Retype all material exactly. Pictures stay out of the copy.

──────── Data shown ────────

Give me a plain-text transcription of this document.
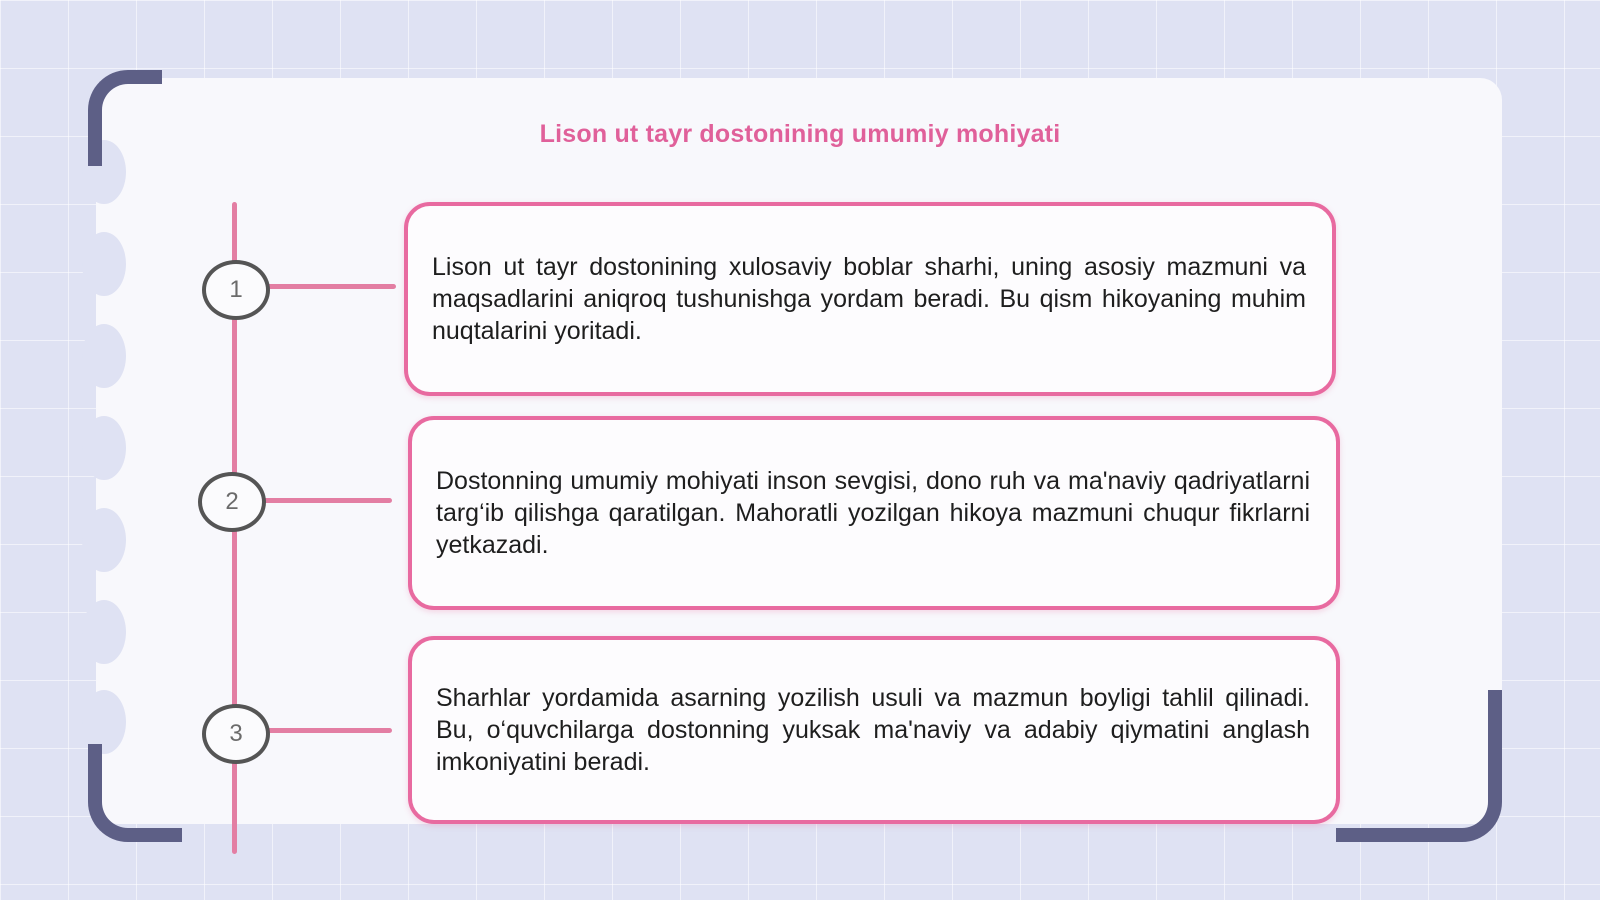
Lison ut tayr dostonining umumiy mohiyati
1

Lison ut tayr dostonining xulosaviy boblar sharhi, uning asosiy mazmuni va maqsadlarini aniqroq tushunishga yordam beradi. Bu qism hikoyaning muhim nuqtalarini yoritadi.

2

Dostonning umumiy mohiyati inson sevgisi, dono ruh va ma'naviy qadriyatlarni targ‘ib qilishga qaratilgan. Mahoratli yozilgan hikoya mazmuni chuqur fikrlarni yetkazadi.

3

Sharhlar yordamida asarning yozilish usuli va mazmun boyligi tahlil qilinadi. Bu, o‘quvchilarga dostonning yuksak ma'naviy va adabiy qiymatini anglash imkoniyatini beradi.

────────

§ **The output**:
Give me a plain-text transcription of this document.
Lison ut tayr dostonining umumiy mohiyati
1

Lison ut tayr dostonining xulosaviy boblar sharhi, uning asosiy mazmuni va maqsadlarini aniqroq tushunishga yordam beradi. Bu qism hikoyaning muhim nuqtalarini yoritadi.

2

Dostonning umumiy mohiyati inson sevgisi, dono ruh va ma'naviy qadriyatlarni targ‘ib qilishga qaratilgan. Mahoratli yozilgan hikoya mazmuni chuqur fikrlarni yetkazadi.

3

Sharhlar yordamida asarning yozilish usuli va mazmun boyligi tahlil qilinadi. Bu, o‘quvchilarga dostonning yuksak ma'naviy va adabiy qiymatini anglash imkoniyatini beradi.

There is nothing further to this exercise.